◆ **Supplied material**:

——

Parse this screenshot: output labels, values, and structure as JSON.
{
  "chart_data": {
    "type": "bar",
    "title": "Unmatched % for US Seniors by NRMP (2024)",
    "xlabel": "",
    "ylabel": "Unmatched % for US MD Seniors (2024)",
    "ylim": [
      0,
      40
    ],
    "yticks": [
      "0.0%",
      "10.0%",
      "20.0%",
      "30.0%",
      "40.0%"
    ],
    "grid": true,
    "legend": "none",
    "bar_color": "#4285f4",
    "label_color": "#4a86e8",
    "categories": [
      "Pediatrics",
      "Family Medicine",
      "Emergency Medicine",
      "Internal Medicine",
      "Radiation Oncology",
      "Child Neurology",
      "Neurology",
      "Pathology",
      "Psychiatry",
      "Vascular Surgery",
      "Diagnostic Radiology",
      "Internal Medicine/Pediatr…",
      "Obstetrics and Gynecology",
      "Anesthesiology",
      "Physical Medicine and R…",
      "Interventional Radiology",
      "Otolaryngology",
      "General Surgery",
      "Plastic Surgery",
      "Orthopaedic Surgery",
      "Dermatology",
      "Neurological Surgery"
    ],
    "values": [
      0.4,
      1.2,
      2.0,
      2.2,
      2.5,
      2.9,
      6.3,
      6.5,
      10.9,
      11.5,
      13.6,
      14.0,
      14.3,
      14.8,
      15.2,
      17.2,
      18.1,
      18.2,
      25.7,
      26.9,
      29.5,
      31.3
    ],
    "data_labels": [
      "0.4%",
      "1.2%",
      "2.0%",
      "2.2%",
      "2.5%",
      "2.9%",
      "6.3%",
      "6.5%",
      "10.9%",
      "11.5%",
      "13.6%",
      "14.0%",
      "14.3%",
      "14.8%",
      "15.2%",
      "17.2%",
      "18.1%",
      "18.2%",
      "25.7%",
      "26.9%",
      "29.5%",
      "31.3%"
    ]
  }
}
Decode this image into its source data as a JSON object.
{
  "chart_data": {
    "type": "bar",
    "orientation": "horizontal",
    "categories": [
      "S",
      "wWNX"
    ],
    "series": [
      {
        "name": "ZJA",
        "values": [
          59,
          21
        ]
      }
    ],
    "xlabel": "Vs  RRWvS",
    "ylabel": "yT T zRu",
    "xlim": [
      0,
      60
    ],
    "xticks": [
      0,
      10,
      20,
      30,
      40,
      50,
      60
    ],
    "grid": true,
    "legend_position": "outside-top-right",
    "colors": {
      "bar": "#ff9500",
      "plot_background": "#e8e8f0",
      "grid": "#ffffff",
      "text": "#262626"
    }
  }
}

——

Each line of the material must be restated exactly.

◆ **Task answer**:
Parse this screenshot: output labels, values, and structure as JSON.
{
  "chart_data": {
    "type": "bar",
    "title": "Unmatched % for US Seniors by NRMP (2024)",
    "xlabel": "",
    "ylabel": "Unmatched % for US MD Seniors (2024)",
    "ylim": [
      0,
      40
    ],
    "yticks": [
      "0.0%",
      "10.0%",
      "20.0%",
      "30.0%",
      "40.0%"
    ],
    "grid": true,
    "legend": "none",
    "bar_color": "#4285f4",
    "label_color": "#4a86e8",
    "categories": [
      "Pediatrics",
      "Family Medicine",
      "Emergency Medicine",
      "Internal Medicine",
      "Radiation Oncology",
      "Child Neurology",
      "Neurology",
      "Pathology",
      "Psychiatry",
      "Vascular Surgery",
      "Diagnostic Radiology",
      "Internal Medicine/Pediatr…",
      "Obstetrics and Gynecology",
      "Anesthesiology",
      "Physical Medicine and R…",
      "Interventional Radiology",
      "Otolaryngology",
      "General Surgery",
      "Plastic Surgery",
      "Orthopaedic Surgery",
      "Dermatology",
      "Neurological Surgery"
    ],
    "values": [
      0.4,
      1.2,
      2.0,
      2.2,
      2.5,
      2.9,
      6.3,
      6.5,
      10.9,
      11.5,
      13.6,
      14.0,
      14.3,
      14.8,
      15.2,
      17.2,
      18.1,
      18.2,
      25.7,
      26.9,
      29.5,
      31.3
    ],
    "data_labels": [
      "0.4%",
      "1.2%",
      "2.0%",
      "2.2%",
      "2.5%",
      "2.9%",
      "6.3%",
      "6.5%",
      "10.9%",
      "11.5%",
      "13.6%",
      "14.0%",
      "14.3%",
      "14.8%",
      "15.2%",
      "17.2%",
      "18.1%",
      "18.2%",
      "25.7%",
      "26.9%",
      "29.5%",
      "31.3%"
    ]
  }
}
Decode this image into its source data as a JSON object.
{
  "chart_data": {
    "type": "bar",
    "orientation": "horizontal",
    "categories": [
      "S",
      "wWNX"
    ],
    "series": [
      {
        "name": "ZJA",
        "values": [
          59,
          21
        ]
      }
    ],
    "xlabel": "Vs  RRWvS",
    "ylabel": "yT T zRu",
    "xlim": [
      0,
      60
    ],
    "xticks": [
      0,
      10,
      20,
      30,
      40,
      50,
      60
    ],
    "grid": true,
    "legend_position": "outside-top-right",
    "colors": {
      "bar": "#ff9500",
      "plot_background": "#e8e8f0",
      "grid": "#ffffff",
      "text": "#262626"
    }
  }
}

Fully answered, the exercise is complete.